> WHAT IS BEING ASKED
Every line of the material that follows must be printed again exactly.
....
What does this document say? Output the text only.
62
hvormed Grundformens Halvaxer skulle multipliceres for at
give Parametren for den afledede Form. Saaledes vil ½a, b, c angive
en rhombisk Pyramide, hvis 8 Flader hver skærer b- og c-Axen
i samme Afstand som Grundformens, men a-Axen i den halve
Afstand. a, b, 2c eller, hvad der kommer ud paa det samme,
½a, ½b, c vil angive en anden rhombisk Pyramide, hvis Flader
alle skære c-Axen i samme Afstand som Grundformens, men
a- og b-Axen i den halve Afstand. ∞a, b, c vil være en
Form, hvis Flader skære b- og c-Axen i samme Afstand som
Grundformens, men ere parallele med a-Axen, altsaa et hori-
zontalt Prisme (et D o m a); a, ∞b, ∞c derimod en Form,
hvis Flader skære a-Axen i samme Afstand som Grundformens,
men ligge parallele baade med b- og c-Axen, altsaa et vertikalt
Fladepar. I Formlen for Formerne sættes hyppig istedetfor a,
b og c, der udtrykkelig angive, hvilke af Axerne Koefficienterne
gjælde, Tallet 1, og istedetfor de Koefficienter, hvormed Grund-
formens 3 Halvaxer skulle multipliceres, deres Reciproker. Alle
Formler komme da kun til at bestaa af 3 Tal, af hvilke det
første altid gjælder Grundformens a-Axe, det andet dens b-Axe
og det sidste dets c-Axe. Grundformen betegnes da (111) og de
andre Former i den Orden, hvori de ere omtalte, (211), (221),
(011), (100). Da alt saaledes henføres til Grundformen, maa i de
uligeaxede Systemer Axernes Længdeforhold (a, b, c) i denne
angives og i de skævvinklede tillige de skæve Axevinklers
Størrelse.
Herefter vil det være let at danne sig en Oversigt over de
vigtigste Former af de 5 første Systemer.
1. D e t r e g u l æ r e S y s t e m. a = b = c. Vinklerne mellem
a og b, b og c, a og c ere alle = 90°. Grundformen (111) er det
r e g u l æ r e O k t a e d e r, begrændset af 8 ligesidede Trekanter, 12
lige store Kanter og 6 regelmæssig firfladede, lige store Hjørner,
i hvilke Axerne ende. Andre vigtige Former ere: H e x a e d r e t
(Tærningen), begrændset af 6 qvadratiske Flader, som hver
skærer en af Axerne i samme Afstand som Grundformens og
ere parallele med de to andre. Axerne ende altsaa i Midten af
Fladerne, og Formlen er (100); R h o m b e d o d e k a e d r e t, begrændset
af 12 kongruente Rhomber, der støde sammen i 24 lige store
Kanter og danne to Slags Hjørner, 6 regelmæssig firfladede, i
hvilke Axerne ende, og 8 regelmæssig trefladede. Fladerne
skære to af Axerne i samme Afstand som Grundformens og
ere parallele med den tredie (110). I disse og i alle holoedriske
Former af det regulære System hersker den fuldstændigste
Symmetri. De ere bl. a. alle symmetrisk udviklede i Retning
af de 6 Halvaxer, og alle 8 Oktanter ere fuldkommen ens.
....
> TASK ANSWER
What does this document say? Output the text only.
62
hvormed Grundformens Halvaxer skulle multipliceres for at
give Parametren for den afledede Form. Saaledes vil ½a, b, c angive
en rhombisk Pyramide, hvis 8 Flader hver skærer b- og c-Axen
i samme Afstand som Grundformens, men a-Axen i den halve
Afstand. a, b, 2c eller, hvad der kommer ud paa det samme,
½a, ½b, c vil angive en anden rhombisk Pyramide, hvis Flader
alle skære c-Axen i samme Afstand som Grundformens, men
a- og b-Axen i den halve Afstand. ∞a, b, c vil være en
Form, hvis Flader skære b- og c-Axen i samme Afstand som
Grundformens, men ere parallele med a-Axen, altsaa et hori-
zontalt Prisme (et D o m a); a, ∞b, ∞c derimod en Form,
hvis Flader skære a-Axen i samme Afstand som Grundformens,
men ligge parallele baade med b- og c-Axen, altsaa et vertikalt
Fladepar. I Formlen for Formerne sættes hyppig istedetfor a,
b og c, der udtrykkelig angive, hvilke af Axerne Koefficienterne
gjælde, Tallet 1, og istedetfor de Koefficienter, hvormed Grund-
formens 3 Halvaxer skulle multipliceres, deres Reciproker. Alle
Formler komme da kun til at bestaa af 3 Tal, af hvilke det
første altid gjælder Grundformens a-Axe, det andet dens b-Axe
og det sidste dets c-Axe. Grundformen betegnes da (111) og de
andre Former i den Orden, hvori de ere omtalte, (211), (221),
(011), (100). Da alt saaledes henføres til Grundformen, maa i de
uligeaxede Systemer Axernes Længdeforhold (a, b, c) i denne
angives og i de skævvinklede tillige de skæve Axevinklers
Størrelse.
Herefter vil det være let at danne sig en Oversigt over de
vigtigste Former af de 5 første Systemer.
1. D e t r e g u l æ r e S y s t e m. a = b = c. Vinklerne mellem
a og b, b og c, a og c ere alle = 90°. Grundformen (111) er det
r e g u l æ r e O k t a e d e r, begrændset af 8 ligesidede Trekanter, 12
lige store Kanter og 6 regelmæssig firfladede, lige store Hjørner,
i hvilke Axerne ende. Andre vigtige Former ere: H e x a e d r e t
(Tærningen), begrændset af 6 qvadratiske Flader, som hver
skærer en af Axerne i samme Afstand som Grundformens og
ere parallele med de to andre. Axerne ende altsaa i Midten af
Fladerne, og Formlen er (100); R h o m b e d o d e k a e d r e t, begrændset
af 12 kongruente Rhomber, der støde sammen i 24 lige store
Kanter og danne to Slags Hjørner, 6 regelmæssig firfladede, i
hvilke Axerne ende, og 8 regelmæssig trefladede. Fladerne
skære to af Axerne i samme Afstand som Grundformens og
ere parallele med den tredie (110). I disse og i alle holoedriske
Former af det regulære System hersker den fuldstændigste
Symmetri. De ere bl. a. alle symmetrisk udviklede i Retning
af de 6 Halvaxer, og alle 8 Oktanter ere fuldkommen ens.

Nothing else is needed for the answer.